— Start INFORMATION SHOWN —
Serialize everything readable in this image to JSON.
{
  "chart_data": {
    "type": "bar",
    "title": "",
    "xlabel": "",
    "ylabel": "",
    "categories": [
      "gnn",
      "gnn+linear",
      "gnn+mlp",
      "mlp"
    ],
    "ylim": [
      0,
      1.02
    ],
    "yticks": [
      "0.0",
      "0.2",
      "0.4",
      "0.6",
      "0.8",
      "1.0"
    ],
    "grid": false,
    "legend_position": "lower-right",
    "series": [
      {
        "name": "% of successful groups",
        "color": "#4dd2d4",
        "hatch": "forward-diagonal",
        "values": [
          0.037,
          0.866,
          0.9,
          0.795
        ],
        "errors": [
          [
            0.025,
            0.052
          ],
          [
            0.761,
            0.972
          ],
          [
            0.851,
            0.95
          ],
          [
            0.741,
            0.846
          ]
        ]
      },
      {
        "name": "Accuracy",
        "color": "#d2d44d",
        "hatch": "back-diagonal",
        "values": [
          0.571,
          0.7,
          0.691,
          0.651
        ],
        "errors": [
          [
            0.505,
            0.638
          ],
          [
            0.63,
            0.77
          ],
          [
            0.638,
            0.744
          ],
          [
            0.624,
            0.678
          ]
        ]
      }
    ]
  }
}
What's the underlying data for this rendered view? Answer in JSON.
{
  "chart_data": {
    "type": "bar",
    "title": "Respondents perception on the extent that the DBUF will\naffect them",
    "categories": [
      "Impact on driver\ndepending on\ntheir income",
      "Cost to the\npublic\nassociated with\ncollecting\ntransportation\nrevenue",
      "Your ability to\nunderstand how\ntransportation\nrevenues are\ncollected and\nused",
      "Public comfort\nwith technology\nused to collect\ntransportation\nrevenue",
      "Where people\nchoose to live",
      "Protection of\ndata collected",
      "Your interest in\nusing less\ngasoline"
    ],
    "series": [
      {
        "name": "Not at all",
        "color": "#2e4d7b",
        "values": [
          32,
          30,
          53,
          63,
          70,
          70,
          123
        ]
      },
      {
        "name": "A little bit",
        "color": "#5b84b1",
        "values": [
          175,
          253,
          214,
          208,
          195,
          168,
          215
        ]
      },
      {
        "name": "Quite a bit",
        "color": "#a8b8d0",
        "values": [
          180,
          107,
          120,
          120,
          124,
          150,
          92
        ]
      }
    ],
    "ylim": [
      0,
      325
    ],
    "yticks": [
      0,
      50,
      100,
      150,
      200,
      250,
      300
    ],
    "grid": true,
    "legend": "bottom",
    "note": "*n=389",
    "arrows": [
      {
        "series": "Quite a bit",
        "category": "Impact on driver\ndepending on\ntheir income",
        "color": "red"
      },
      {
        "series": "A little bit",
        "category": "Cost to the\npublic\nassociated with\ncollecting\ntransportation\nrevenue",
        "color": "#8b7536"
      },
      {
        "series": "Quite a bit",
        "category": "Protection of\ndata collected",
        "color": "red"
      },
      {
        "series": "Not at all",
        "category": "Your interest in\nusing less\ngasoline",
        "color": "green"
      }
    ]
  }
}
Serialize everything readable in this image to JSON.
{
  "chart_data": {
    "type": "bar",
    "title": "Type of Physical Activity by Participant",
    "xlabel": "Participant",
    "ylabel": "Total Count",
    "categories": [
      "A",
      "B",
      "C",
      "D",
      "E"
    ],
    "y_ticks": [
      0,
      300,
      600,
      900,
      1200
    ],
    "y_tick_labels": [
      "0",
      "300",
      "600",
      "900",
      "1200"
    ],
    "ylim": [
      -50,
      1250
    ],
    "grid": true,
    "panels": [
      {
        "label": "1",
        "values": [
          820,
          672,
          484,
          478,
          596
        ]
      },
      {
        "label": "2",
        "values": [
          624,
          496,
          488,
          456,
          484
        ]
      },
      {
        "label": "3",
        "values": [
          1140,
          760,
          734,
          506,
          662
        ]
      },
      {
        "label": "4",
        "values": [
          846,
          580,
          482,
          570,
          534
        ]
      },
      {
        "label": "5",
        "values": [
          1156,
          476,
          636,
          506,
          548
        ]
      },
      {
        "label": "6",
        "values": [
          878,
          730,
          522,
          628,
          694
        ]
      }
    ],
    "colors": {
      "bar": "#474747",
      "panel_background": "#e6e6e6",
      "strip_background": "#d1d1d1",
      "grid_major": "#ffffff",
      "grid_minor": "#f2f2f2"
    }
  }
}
— End INFORMATION SHOWN —
WRITTEN INSTRUCTION - Every record shown above should be written out again exactly.

IN RESPONSE -
Serialize everything readable in this image to JSON.
{
  "chart_data": {
    "type": "bar",
    "title": "",
    "xlabel": "",
    "ylabel": "",
    "categories": [
      "gnn",
      "gnn+linear",
      "gnn+mlp",
      "mlp"
    ],
    "ylim": [
      0,
      1.02
    ],
    "yticks": [
      "0.0",
      "0.2",
      "0.4",
      "0.6",
      "0.8",
      "1.0"
    ],
    "grid": false,
    "legend_position": "lower-right",
    "series": [
      {
        "name": "% of successful groups",
        "color": "#4dd2d4",
        "hatch": "forward-diagonal",
        "values": [
          0.037,
          0.866,
          0.9,
          0.795
        ],
        "errors": [
          [
            0.025,
            0.052
          ],
          [
            0.761,
            0.972
          ],
          [
            0.851,
            0.95
          ],
          [
            0.741,
            0.846
          ]
        ]
      },
      {
        "name": "Accuracy",
        "color": "#d2d44d",
        "hatch": "back-diagonal",
        "values": [
          0.571,
          0.7,
          0.691,
          0.651
        ],
        "errors": [
          [
            0.505,
            0.638
          ],
          [
            0.63,
            0.77
          ],
          [
            0.638,
            0.744
          ],
          [
            0.624,
            0.678
          ]
        ]
      }
    ]
  }
}
What's the underlying data for this rendered view? Answer in JSON.
{
  "chart_data": {
    "type": "bar",
    "title": "Respondents perception on the extent that the DBUF will\naffect them",
    "categories": [
      "Impact on driver\ndepending on\ntheir income",
      "Cost to the\npublic\nassociated with\ncollecting\ntransportation\nrevenue",
      "Your ability to\nunderstand how\ntransportation\nrevenues are\ncollected and\nused",
      "Public comfort\nwith technology\nused to collect\ntransportation\nrevenue",
      "Where people\nchoose to live",
      "Protection of\ndata collected",
      "Your interest in\nusing less\ngasoline"
    ],
    "series": [
      {
        "name": "Not at all",
        "color": "#2e4d7b",
        "values": [
          32,
          30,
          53,
          63,
          70,
          70,
          123
        ]
      },
      {
        "name": "A little bit",
        "color": "#5b84b1",
        "values": [
          175,
          253,
          214,
          208,
          195,
          168,
          215
        ]
      },
      {
        "name": "Quite a bit",
        "color": "#a8b8d0",
        "values": [
          180,
          107,
          120,
          120,
          124,
          150,
          92
        ]
      }
    ],
    "ylim": [
      0,
      325
    ],
    "yticks": [
      0,
      50,
      100,
      150,
      200,
      250,
      300
    ],
    "grid": true,
    "legend": "bottom",
    "note": "*n=389",
    "arrows": [
      {
        "series": "Quite a bit",
        "category": "Impact on driver\ndepending on\ntheir income",
        "color": "red"
      },
      {
        "series": "A little bit",
        "category": "Cost to the\npublic\nassociated with\ncollecting\ntransportation\nrevenue",
        "color": "#8b7536"
      },
      {
        "series": "Quite a bit",
        "category": "Protection of\ndata collected",
        "color": "red"
      },
      {
        "series": "Not at all",
        "category": "Your interest in\nusing less\ngasoline",
        "color": "green"
      }
    ]
  }
}
Serialize everything readable in this image to JSON.
{
  "chart_data": {
    "type": "bar",
    "title": "Type of Physical Activity by Participant",
    "xlabel": "Participant",
    "ylabel": "Total Count",
    "categories": [
      "A",
      "B",
      "C",
      "D",
      "E"
    ],
    "y_ticks": [
      0,
      300,
      600,
      900,
      1200
    ],
    "y_tick_labels": [
      "0",
      "300",
      "600",
      "900",
      "1200"
    ],
    "ylim": [
      -50,
      1250
    ],
    "grid": true,
    "panels": [
      {
        "label": "1",
        "values": [
          820,
          672,
          484,
          478,
          596
        ]
      },
      {
        "label": "2",
        "values": [
          624,
          496,
          488,
          456,
          484
        ]
      },
      {
        "label": "3",
        "values": [
          1140,
          760,
          734,
          506,
          662
        ]
      },
      {
        "label": "4",
        "values": [
          846,
          580,
          482,
          570,
          534
        ]
      },
      {
        "label": "5",
        "values": [
          1156,
          476,
          636,
          506,
          548
        ]
      },
      {
        "label": "6",
        "values": [
          878,
          730,
          522,
          628,
          694
        ]
      }
    ],
    "colors": {
      "bar": "#474747",
      "panel_background": "#e6e6e6",
      "strip_background": "#d1d1d1",
      "grid_major": "#ffffff",
      "grid_minor": "#f2f2f2"
    }
  }
}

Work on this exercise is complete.